[Problem to solve] Retype all of the data exactly as given.

============================================================

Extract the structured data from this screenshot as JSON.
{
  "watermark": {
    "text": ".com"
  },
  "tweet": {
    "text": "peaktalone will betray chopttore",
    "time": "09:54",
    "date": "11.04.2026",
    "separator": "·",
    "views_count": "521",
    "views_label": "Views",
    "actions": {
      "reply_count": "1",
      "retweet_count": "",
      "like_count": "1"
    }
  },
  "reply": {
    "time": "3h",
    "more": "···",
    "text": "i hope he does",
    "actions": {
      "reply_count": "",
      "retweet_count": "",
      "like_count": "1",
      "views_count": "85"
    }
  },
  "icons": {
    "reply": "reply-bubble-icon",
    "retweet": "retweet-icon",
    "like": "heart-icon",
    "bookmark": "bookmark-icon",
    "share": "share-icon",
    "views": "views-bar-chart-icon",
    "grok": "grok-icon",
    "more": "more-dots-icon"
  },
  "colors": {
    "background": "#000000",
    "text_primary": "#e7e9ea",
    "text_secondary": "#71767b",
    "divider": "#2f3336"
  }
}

============================================================

[Response to the exercise]
Extract the structured data from this screenshot as JSON.
{
  "watermark": {
    "text": ".com"
  },
  "tweet": {
    "text": "peaktalone will betray chopttore",
    "time": "09:54",
    "date": "11.04.2026",
    "separator": "·",
    "views_count": "521",
    "views_label": "Views",
    "actions": {
      "reply_count": "1",
      "retweet_count": "",
      "like_count": "1"
    }
  },
  "reply": {
    "time": "3h",
    "more": "···",
    "text": "i hope he does",
    "actions": {
      "reply_count": "",
      "retweet_count": "",
      "like_count": "1",
      "views_count": "85"
    }
  },
  "icons": {
    "reply": "reply-bubble-icon",
    "retweet": "retweet-icon",
    "like": "heart-icon",
    "bookmark": "bookmark-icon",
    "share": "share-icon",
    "views": "views-bar-chart-icon",
    "grok": "grok-icon",
    "more": "more-dots-icon"
  },
  "colors": {
    "background": "#000000",
    "text_primary": "#e7e9ea",
    "text_secondary": "#71767b",
    "divider": "#2f3336"
  }
}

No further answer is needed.